> Provided material:
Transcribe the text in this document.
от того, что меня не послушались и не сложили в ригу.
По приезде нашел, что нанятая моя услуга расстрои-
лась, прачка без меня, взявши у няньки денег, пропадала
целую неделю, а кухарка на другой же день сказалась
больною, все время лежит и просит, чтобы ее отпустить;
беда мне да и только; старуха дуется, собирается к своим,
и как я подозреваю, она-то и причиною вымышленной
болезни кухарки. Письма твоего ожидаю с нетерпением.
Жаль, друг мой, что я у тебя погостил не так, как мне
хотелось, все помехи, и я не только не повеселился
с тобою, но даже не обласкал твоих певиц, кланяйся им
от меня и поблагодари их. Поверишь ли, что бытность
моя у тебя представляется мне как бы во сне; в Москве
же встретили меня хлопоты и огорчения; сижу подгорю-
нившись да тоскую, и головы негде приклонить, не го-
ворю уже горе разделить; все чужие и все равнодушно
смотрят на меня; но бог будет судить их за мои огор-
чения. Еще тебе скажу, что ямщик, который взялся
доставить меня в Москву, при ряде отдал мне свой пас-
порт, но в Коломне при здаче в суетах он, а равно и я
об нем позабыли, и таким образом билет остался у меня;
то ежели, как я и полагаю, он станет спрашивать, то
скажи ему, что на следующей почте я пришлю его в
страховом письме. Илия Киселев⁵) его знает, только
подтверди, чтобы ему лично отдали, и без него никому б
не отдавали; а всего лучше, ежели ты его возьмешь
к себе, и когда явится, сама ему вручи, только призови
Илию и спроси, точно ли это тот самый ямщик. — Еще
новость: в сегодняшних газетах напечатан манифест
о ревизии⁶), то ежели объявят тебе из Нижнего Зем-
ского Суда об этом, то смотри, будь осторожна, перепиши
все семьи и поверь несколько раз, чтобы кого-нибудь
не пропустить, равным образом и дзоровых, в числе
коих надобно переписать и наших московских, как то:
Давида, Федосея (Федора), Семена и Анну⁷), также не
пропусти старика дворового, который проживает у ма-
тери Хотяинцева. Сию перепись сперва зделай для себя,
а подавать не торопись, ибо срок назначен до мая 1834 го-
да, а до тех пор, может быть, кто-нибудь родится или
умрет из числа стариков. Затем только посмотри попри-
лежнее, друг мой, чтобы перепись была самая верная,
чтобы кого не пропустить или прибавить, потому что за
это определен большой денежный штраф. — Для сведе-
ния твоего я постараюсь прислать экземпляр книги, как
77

> Required task: Collect each line containing the string "ямщик".

> Finished answer:
чения. Еще тебе скажу, что ямщик, который взялся
Илию и спроси, точно ли это тот самый ямщик. — Еще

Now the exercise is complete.